- **Required task**
Gather every line of the entries that includes the word "diamond".

<<<<

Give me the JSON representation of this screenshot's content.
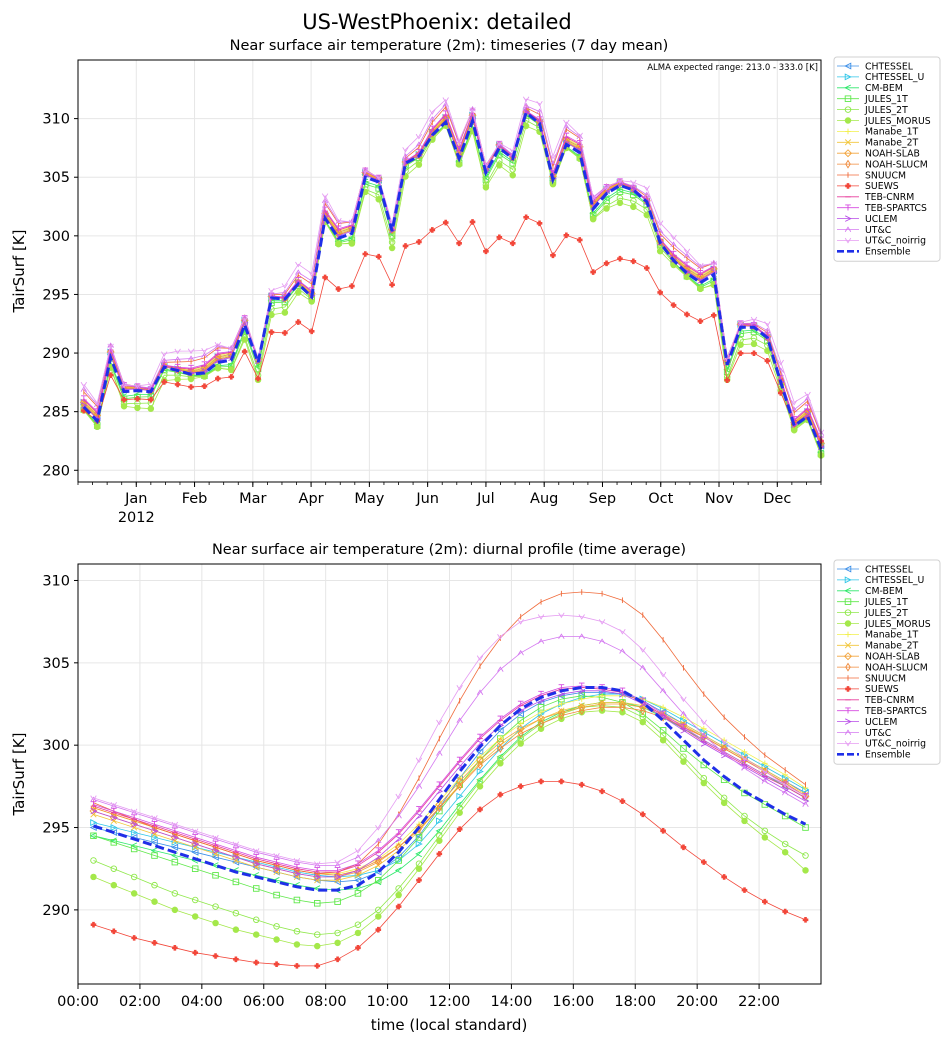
{
  "figure": {
    "suptitle": "US-WestPhoenix: detailed"
  },
  "chart_data": [
    {
      "type": "line",
      "title": "Near surface air temperature (2m): timeseries (7 day mean)",
      "annotation": "ALMA expected range: 213.0 - 333.0 [K]",
      "ylabel": "TairSurf [K]",
      "xlabel": "",
      "ylim": [
        279,
        315
      ],
      "yticks": [
        280,
        285,
        290,
        295,
        300,
        305,
        310
      ],
      "xlim": [
        -0.5,
        12.25
      ],
      "x_tick_labels": [
        {
          "pos": 0.5,
          "label": "Jan",
          "sub": "2012"
        },
        {
          "pos": 1.5,
          "label": "Feb"
        },
        {
          "pos": 2.5,
          "label": "Mar"
        },
        {
          "pos": 3.5,
          "label": "Apr"
        },
        {
          "pos": 4.5,
          "label": "May"
        },
        {
          "pos": 5.5,
          "label": "Jun"
        },
        {
          "pos": 6.5,
          "label": "Jul"
        },
        {
          "pos": 7.5,
          "label": "Aug"
        },
        {
          "pos": 8.5,
          "label": "Sep"
        },
        {
          "pos": 9.5,
          "label": "Oct"
        },
        {
          "pos": 10.5,
          "label": "Nov"
        },
        {
          "pos": 11.5,
          "label": "Dec"
        }
      ],
      "grid": true,
      "legend_position": "outside-right",
      "ensemble": [
        285.4,
        284.2,
        289.6,
        286.7,
        286.8,
        286.7,
        288.8,
        288.5,
        288.2,
        288.3,
        289.2,
        289.4,
        292.4,
        289.2,
        294.7,
        294.6,
        295.9,
        294.8,
        301.5,
        299.8,
        300.2,
        305.0,
        304.6,
        300.4,
        306.2,
        306.8,
        308.6,
        309.7,
        306.6,
        309.8,
        305.4,
        307.5,
        306.6,
        310.5,
        309.6,
        304.8,
        307.8,
        307.1,
        302.3,
        303.6,
        304.3,
        303.9,
        302.9,
        299.4,
        297.9,
        296.8,
        296.0,
        296.7,
        289.0,
        292.2,
        292.2,
        291.3,
        287.5,
        283.8,
        284.6,
        281.8
      ]
    },
    {
      "type": "line",
      "title": "Near surface air temperature (2m): diurnal profile (time average)",
      "ylabel": "TairSurf [K]",
      "xlabel": "time (local standard)",
      "ylim": [
        285.5,
        311
      ],
      "yticks": [
        290,
        295,
        300,
        305,
        310
      ],
      "xlim": [
        0,
        24
      ],
      "x_tick_labels": [
        "00:00",
        "02:00",
        "04:00",
        "06:00",
        "08:00",
        "10:00",
        "12:00",
        "14:00",
        "16:00",
        "18:00",
        "20:00",
        "22:00"
      ],
      "grid": true,
      "legend_position": "outside-right",
      "series": [
        {
          "name": "CHTESSEL",
          "values": [
            295.0,
            294.7,
            294.4,
            294.1,
            293.8,
            293.5,
            293.2,
            292.9,
            292.6,
            292.3,
            292.0,
            291.8,
            291.7,
            291.8,
            292.3,
            293.2,
            294.5,
            296.2,
            298.0,
            299.6,
            300.9,
            301.9,
            302.6,
            303.0,
            303.2,
            303.2,
            303.1,
            302.7,
            302.0,
            301.3,
            300.6,
            299.9,
            299.2,
            298.5,
            297.8,
            297.1
          ]
        },
        {
          "name": "CHTESSEL_U",
          "values": [
            295.3,
            295.0,
            294.7,
            294.4,
            294.1,
            293.8,
            293.5,
            293.2,
            292.9,
            292.6,
            292.3,
            292.1,
            292.0,
            292.1,
            292.4,
            293.0,
            294.0,
            295.4,
            296.9,
            298.4,
            299.8,
            301.0,
            301.9,
            302.5,
            302.9,
            303.1,
            303.1,
            302.8,
            302.2,
            301.5,
            300.8,
            300.1,
            299.4,
            298.7,
            298.0,
            297.3
          ]
        },
        {
          "name": "CM-BEM",
          "values": [
            294.5,
            294.2,
            293.9,
            293.6,
            293.3,
            293.0,
            292.7,
            292.4,
            292.1,
            291.8,
            291.5,
            291.3,
            291.2,
            291.3,
            291.7,
            292.4,
            293.4,
            294.8,
            296.4,
            297.9,
            299.3,
            300.5,
            301.4,
            302.0,
            302.4,
            302.6,
            302.6,
            302.3,
            301.7,
            301.0,
            300.3,
            299.6,
            298.9,
            298.2,
            297.5,
            296.8
          ]
        },
        {
          "name": "JULES_1T",
          "values": [
            294.5,
            294.1,
            293.7,
            293.3,
            292.9,
            292.5,
            292.1,
            291.7,
            291.3,
            290.9,
            290.6,
            290.4,
            290.5,
            291.0,
            291.8,
            293.0,
            294.4,
            296.0,
            297.6,
            299.1,
            300.4,
            301.5,
            302.3,
            302.8,
            303.0,
            302.9,
            302.6,
            301.9,
            300.9,
            299.8,
            298.8,
            297.9,
            297.1,
            296.4,
            295.7,
            295.0
          ]
        },
        {
          "name": "JULES_2T",
          "values": [
            293.0,
            292.5,
            292.0,
            291.5,
            291.0,
            290.6,
            290.2,
            289.8,
            289.4,
            289.0,
            288.7,
            288.5,
            288.6,
            289.1,
            290.0,
            291.3,
            292.8,
            294.5,
            296.2,
            297.8,
            299.2,
            300.4,
            301.3,
            301.9,
            302.3,
            302.4,
            302.3,
            301.7,
            300.6,
            299.3,
            298.0,
            296.8,
            295.7,
            294.8,
            294.0,
            293.3
          ]
        },
        {
          "name": "JULES_MORUS",
          "values": [
            292.0,
            291.5,
            291.0,
            290.5,
            290.0,
            289.6,
            289.2,
            288.8,
            288.5,
            288.2,
            287.9,
            287.8,
            288.0,
            288.6,
            289.6,
            290.9,
            292.5,
            294.2,
            295.9,
            297.5,
            298.9,
            300.1,
            301.0,
            301.6,
            302.0,
            302.1,
            302.0,
            301.4,
            300.3,
            299.0,
            297.7,
            296.5,
            295.4,
            294.4,
            293.5,
            292.4
          ]
        },
        {
          "name": "Manabe_1T",
          "values": [
            296.2,
            295.8,
            295.4,
            295.0,
            294.6,
            294.2,
            293.8,
            293.4,
            293.0,
            292.7,
            292.4,
            292.2,
            292.2,
            292.5,
            293.1,
            294.0,
            295.2,
            296.6,
            298.0,
            299.3,
            300.4,
            301.3,
            302.0,
            302.5,
            302.8,
            303.0,
            303.0,
            302.8,
            302.3,
            301.7,
            301.0,
            300.3,
            299.6,
            298.9,
            298.2,
            297.4
          ]
        },
        {
          "name": "Manabe_2T",
          "values": [
            295.8,
            295.4,
            295.0,
            294.6,
            294.2,
            293.8,
            293.4,
            293.0,
            292.6,
            292.3,
            292.0,
            291.8,
            291.8,
            292.1,
            292.7,
            293.6,
            294.8,
            296.2,
            297.6,
            298.9,
            300.0,
            300.9,
            301.6,
            302.1,
            302.4,
            302.6,
            302.6,
            302.4,
            301.9,
            301.3,
            300.6,
            299.9,
            299.2,
            298.5,
            297.8,
            297.0
          ]
        },
        {
          "name": "NOAH-SLAB",
          "values": [
            296.0,
            295.6,
            295.2,
            294.8,
            294.4,
            294.0,
            293.6,
            293.2,
            292.8,
            292.5,
            292.2,
            292.0,
            292.0,
            292.3,
            292.9,
            293.8,
            295.0,
            296.4,
            297.8,
            299.1,
            300.2,
            301.0,
            301.6,
            302.0,
            302.3,
            302.5,
            302.5,
            302.3,
            301.8,
            301.2,
            300.5,
            299.8,
            299.1,
            298.4,
            297.7,
            296.9
          ]
        },
        {
          "name": "NOAH-SLUCM",
          "values": [
            296.2,
            295.8,
            295.4,
            295.0,
            294.6,
            294.2,
            293.8,
            293.4,
            293.0,
            292.7,
            292.4,
            292.2,
            292.1,
            292.4,
            293.0,
            293.8,
            294.9,
            296.2,
            297.5,
            298.8,
            299.8,
            300.7,
            301.3,
            301.8,
            302.1,
            302.3,
            302.3,
            302.1,
            301.7,
            301.1,
            300.5,
            299.8,
            299.1,
            298.4,
            297.7,
            296.9
          ]
        },
        {
          "name": "SNUUCM",
          "values": [
            296.5,
            296.0,
            295.5,
            295.0,
            294.6,
            294.2,
            293.8,
            293.4,
            293.0,
            292.7,
            292.4,
            292.2,
            292.3,
            292.8,
            294.0,
            295.8,
            298.0,
            300.4,
            302.7,
            304.8,
            306.5,
            307.8,
            308.7,
            309.2,
            309.3,
            309.2,
            308.8,
            307.9,
            306.4,
            304.7,
            303.1,
            301.7,
            300.5,
            299.4,
            298.5,
            297.6
          ]
        },
        {
          "name": "SUEWS",
          "values": [
            289.1,
            288.7,
            288.3,
            288.0,
            287.7,
            287.4,
            287.2,
            287.0,
            286.8,
            286.7,
            286.6,
            286.6,
            287.0,
            287.7,
            288.8,
            290.2,
            291.8,
            293.4,
            294.9,
            296.1,
            297.0,
            297.5,
            297.8,
            297.8,
            297.6,
            297.2,
            296.6,
            295.8,
            294.8,
            293.8,
            292.9,
            292.0,
            291.2,
            290.5,
            289.9,
            289.4
          ]
        },
        {
          "name": "TEB-CNRM",
          "values": [
            296.3,
            295.9,
            295.5,
            295.1,
            294.7,
            294.3,
            293.9,
            293.5,
            293.1,
            292.8,
            292.5,
            292.3,
            292.3,
            292.7,
            293.5,
            294.6,
            296.0,
            297.5,
            299.0,
            300.4,
            301.5,
            302.4,
            303.0,
            303.4,
            303.5,
            303.4,
            303.2,
            302.6,
            301.8,
            301.0,
            300.2,
            299.5,
            298.8,
            298.1,
            297.5,
            296.8
          ]
        },
        {
          "name": "TEB-SPARTCS",
          "values": [
            296.4,
            296.0,
            295.6,
            295.2,
            294.8,
            294.4,
            294.0,
            293.6,
            293.2,
            292.9,
            292.6,
            292.4,
            292.4,
            292.8,
            293.6,
            294.7,
            296.1,
            297.6,
            299.1,
            300.5,
            301.6,
            302.5,
            303.1,
            303.5,
            303.6,
            303.5,
            303.3,
            302.7,
            301.9,
            301.1,
            300.3,
            299.6,
            298.9,
            298.2,
            297.6,
            296.9
          ]
        },
        {
          "name": "UCLEM",
          "values": [
            296.0,
            295.6,
            295.2,
            294.8,
            294.4,
            294.0,
            293.6,
            293.2,
            292.8,
            292.5,
            292.2,
            292.0,
            292.0,
            292.4,
            293.2,
            294.3,
            295.7,
            297.2,
            298.7,
            300.1,
            301.2,
            302.1,
            302.7,
            303.1,
            303.3,
            303.3,
            303.1,
            302.5,
            301.7,
            300.9,
            300.1,
            299.4,
            298.7,
            298.0,
            297.3,
            296.6
          ]
        },
        {
          "name": "UT&C",
          "values": [
            296.7,
            296.3,
            295.9,
            295.5,
            295.1,
            294.7,
            294.3,
            293.9,
            293.5,
            293.2,
            292.9,
            292.7,
            292.7,
            293.2,
            294.2,
            295.7,
            297.5,
            299.5,
            301.5,
            303.2,
            304.6,
            305.6,
            306.3,
            306.6,
            306.6,
            306.3,
            305.7,
            304.7,
            303.3,
            301.9,
            300.6,
            299.5,
            298.6,
            297.8,
            297.1,
            296.4
          ]
        },
        {
          "name": "UT&C_noirrig",
          "values": [
            296.8,
            296.4,
            296.0,
            295.6,
            295.2,
            294.8,
            294.4,
            294.0,
            293.6,
            293.3,
            293.0,
            292.8,
            292.9,
            293.6,
            295.0,
            296.9,
            299.1,
            301.4,
            303.5,
            305.3,
            306.6,
            307.5,
            307.8,
            307.9,
            307.8,
            307.5,
            306.9,
            305.8,
            304.3,
            302.8,
            301.4,
            300.2,
            299.2,
            298.4,
            297.6,
            296.9
          ]
        },
        {
          "name": "Ensemble",
          "values": [
            295.1,
            294.7,
            294.3,
            293.9,
            293.5,
            293.1,
            292.7,
            292.3,
            292.0,
            291.7,
            291.4,
            291.2,
            291.2,
            291.5,
            292.3,
            293.5,
            295.0,
            296.7,
            298.4,
            299.9,
            301.2,
            302.2,
            302.9,
            303.3,
            303.5,
            303.5,
            303.3,
            302.6,
            301.5,
            300.3,
            299.1,
            298.1,
            297.2,
            296.5,
            295.8,
            295.2
          ]
        }
      ]
    }
  ],
  "legend": [
    {
      "name": "CHTESSEL",
      "color": "#3b8fe8",
      "marker": "tri-left"
    },
    {
      "name": "CHTESSEL_U",
      "color": "#2fc6e8",
      "marker": "tri-right"
    },
    {
      "name": "CM-BEM",
      "color": "#2ce86a",
      "marker": "less"
    },
    {
      "name": "JULES_1T",
      "color": "#5fe84a",
      "marker": "square"
    },
    {
      "name": "JULES_2T",
      "color": "#8fe84a",
      "marker": "hexagon"
    },
    {
      "name": "JULES_MORUS",
      "color": "#a4e84a",
      "marker": "octagon"
    },
    {
      "name": "Manabe_1T",
      "color": "#f2f04a",
      "marker": "plus"
    },
    {
      "name": "Manabe_2T",
      "color": "#f2c63a",
      "marker": "x"
    },
    {
      "name": "NOAH-SLAB",
      "color": "#f2a33a",
      "marker": "diamond"
    },
    {
      "name": "NOAH-SLUCM",
      "color": "#f08a3a",
      "marker": "thin-diamond"
    },
    {
      "name": "SNUUCM",
      "color": "#f06a3a",
      "marker": "vline"
    },
    {
      "name": "SUEWS",
      "color": "#f2473a",
      "marker": "plus-filled"
    },
    {
      "name": "TEB-CNRM",
      "color": "#e83a9a",
      "marker": "hline"
    },
    {
      "name": "TEB-SPARTCS",
      "color": "#d54ae0",
      "marker": "tri-down"
    },
    {
      "name": "UCLEM",
      "color": "#b74ae8",
      "marker": "greater"
    },
    {
      "name": "UT&C",
      "color": "#d478f0",
      "marker": "caret"
    },
    {
      "name": "UT&C_noirrig",
      "color": "#e59cf2",
      "marker": "v"
    },
    {
      "name": "Ensemble",
      "color": "#1f2fe8",
      "marker": "dash"
    }
  ],
  "colors": {
    "ensemble": "#1f2fe8",
    "suews": "#f2473a",
    "grid": "#e6e6e6",
    "snuucm": "#f06a3a"
  }
}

>>>>

- **Answer**
      "marker": "diamond"
      "marker": "thin-diamond"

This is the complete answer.